** Begin Given data **

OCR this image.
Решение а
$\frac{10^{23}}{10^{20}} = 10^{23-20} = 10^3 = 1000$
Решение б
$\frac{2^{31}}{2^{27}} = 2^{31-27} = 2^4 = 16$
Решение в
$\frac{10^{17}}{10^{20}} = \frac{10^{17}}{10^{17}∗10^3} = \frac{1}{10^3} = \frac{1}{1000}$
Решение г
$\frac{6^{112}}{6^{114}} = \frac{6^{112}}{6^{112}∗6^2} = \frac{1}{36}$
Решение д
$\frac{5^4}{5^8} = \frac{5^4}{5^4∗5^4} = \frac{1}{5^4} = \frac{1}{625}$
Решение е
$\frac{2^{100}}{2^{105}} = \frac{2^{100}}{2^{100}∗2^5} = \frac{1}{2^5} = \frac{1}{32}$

** End Given data **

What you will do
Reproduce each entry exactly, leaving out nothing.

Exercise response
OCR this image.
Решение а
$\frac{10^{23}}{10^{20}} = 10^{23-20} = 10^3 = 1000$
Решение б
$\frac{2^{31}}{2^{27}} = 2^{31-27} = 2^4 = 16$
Решение в
$\frac{10^{17}}{10^{20}} = \frac{10^{17}}{10^{17}∗10^3} = \frac{1}{10^3} = \frac{1}{1000}$
Решение г
$\frac{6^{112}}{6^{114}} = \frac{6^{112}}{6^{112}∗6^2} = \frac{1}{36}$
Решение д
$\frac{5^4}{5^8} = \frac{5^4}{5^4∗5^4} = \frac{1}{5^4} = \frac{1}{625}$
Решение е
$\frac{2^{100}}{2^{105}} = \frac{2^{100}}{2^{100}∗2^5} = \frac{1}{2^5} = \frac{1}{32}$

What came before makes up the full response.